Written request
Return the entries below verbatim. Pictures stay out.

========================================

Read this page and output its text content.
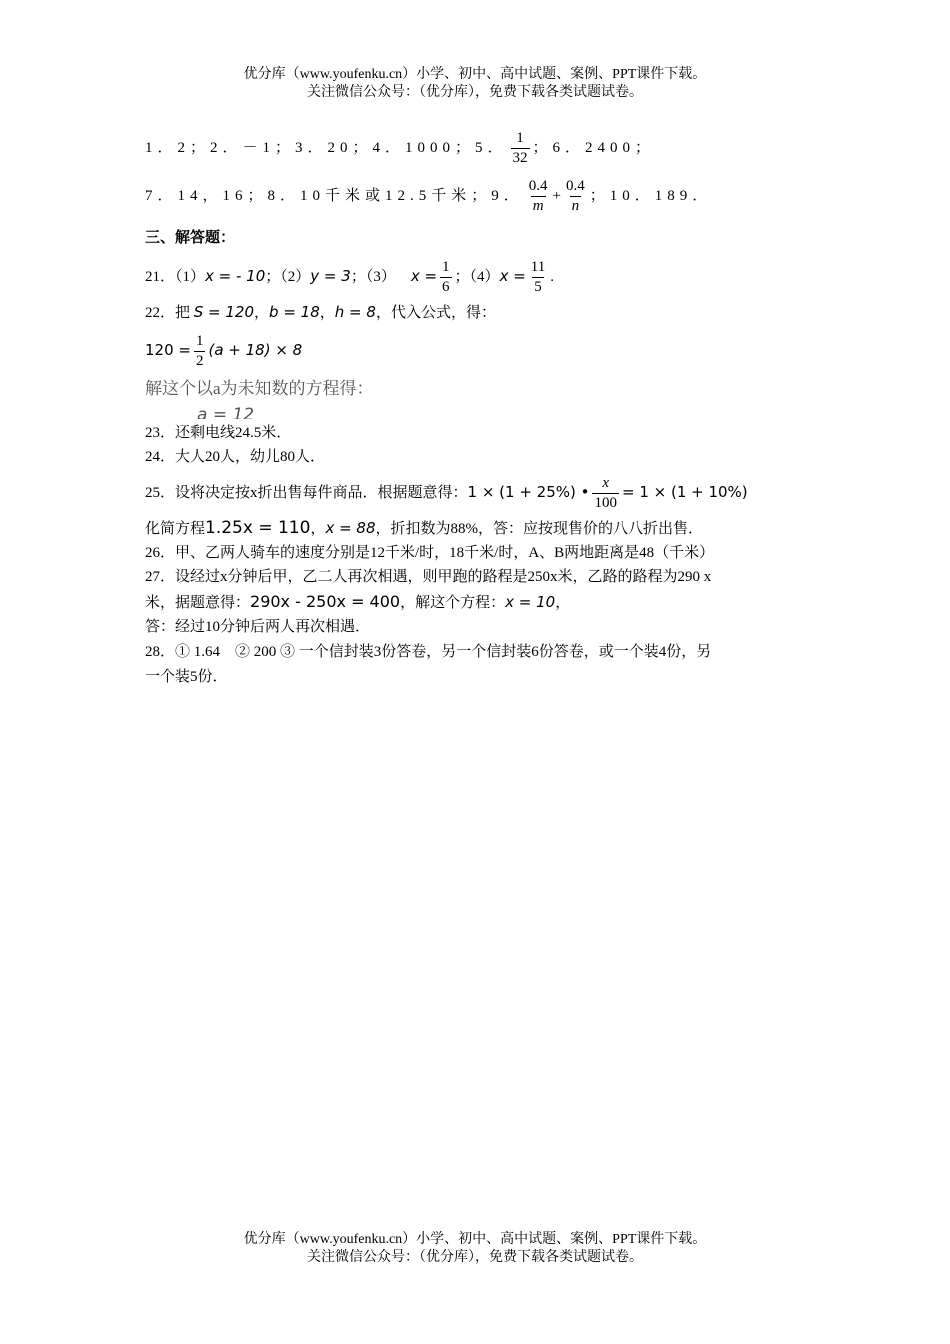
优分库（www.youfenku.cn）小学、初中、高中试题、案例、PPT课件下载。
关注微信公众号：（优分库），免费下载各类试题试卷。
1．2；2．－1；3．20；4．1000；5． $\frac{1}{32}$ ；6．2400；
7．14，16；8．10千米或12.5千米；9． $\frac{0.4}{m} + \frac{0.4}{n}$ ；10．189．
三、解答题：
21．（1）x = - 10；（2）y = 3；（3） $x = \frac{1}{6}$ ；$(4)x = \frac{11}{5}$ .
22．把 S = 120，b = 18，h = 8，代入公式，得：
$120 = \frac{1}{2} (a + 18) \times 8$
解这个以a为未知数的方程得：
a = 12
23．还剩电线24.5米．
24．大人20人，幼儿80人．
25．设将决定按x折出售每件商品．根据题意得：1 × (1 + 25%) • $\frac{x}{100} = 1 \times (1 + 10\%)$
化简方程1.25x = 110，x = 88，折扣数为88%，答：应按现售价的八八折出售．
26．甲、乙两人骑车的速度分别是12千米/时，18千米/时，A、B两地距离是48（千米）
27．设经过x分钟后甲，乙二人再次相遇，则甲跑的路程是250x米，乙路的路程为290 x
米，据题意得：290x - 250x = 400，解这个方程：x = 10，
答：经过10分钟后两人再次相遇．
28．① 1.64　② 200 ③ 一个信封装3份答卷，另一个信封装6份答卷，或一个装4份，另
一个装5份．
优分库（www.youfenku.cn）小学、初中、高中试题、案例、PPT课件下载。
关注微信公众号：（优分库），免费下载各类试题试卷。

========================================

Response
Read this page and output its text content.
优分库（www.youfenku.cn）小学、初中、高中试题、案例、PPT课件下载。
关注微信公众号：（优分库），免费下载各类试题试卷。
1．2；2．－1；3．20；4．1000；5． $\frac{1}{32}$ ；6．2400；
7．14，16；8．10千米或12.5千米；9． $\frac{0.4}{m} + \frac{0.4}{n}$ ；10．189．
三、解答题：
21．（1）x = - 10；（2）y = 3；（3） $x = \frac{1}{6}$ ；$(4)x = \frac{11}{5}$ .
22．把 S = 120，b = 18，h = 8，代入公式，得：
$120 = \frac{1}{2} (a + 18) \times 8$
解这个以a为未知数的方程得：
a = 12
23．还剩电线24.5米．
24．大人20人，幼儿80人．
25．设将决定按x折出售每件商品．根据题意得：1 × (1 + 25%) • $\frac{x}{100} = 1 \times (1 + 10\%)$
化简方程1.25x = 110，x = 88，折扣数为88%，答：应按现售价的八八折出售．
26．甲、乙两人骑车的速度分别是12千米/时，18千米/时，A、B两地距离是48（千米）
27．设经过x分钟后甲，乙二人再次相遇，则甲跑的路程是250x米，乙路的路程为290 x
米，据题意得：290x - 250x = 400，解这个方程：x = 10，
答：经过10分钟后两人再次相遇．
28．① 1.64　② 200 ③ 一个信封装3份答卷，另一个信封装6份答卷，或一个装4份，另
一个装5份．
优分库（www.youfenku.cn）小学、初中、高中试题、案例、PPT课件下载。
关注微信公众号：（优分库），免费下载各类试题试卷。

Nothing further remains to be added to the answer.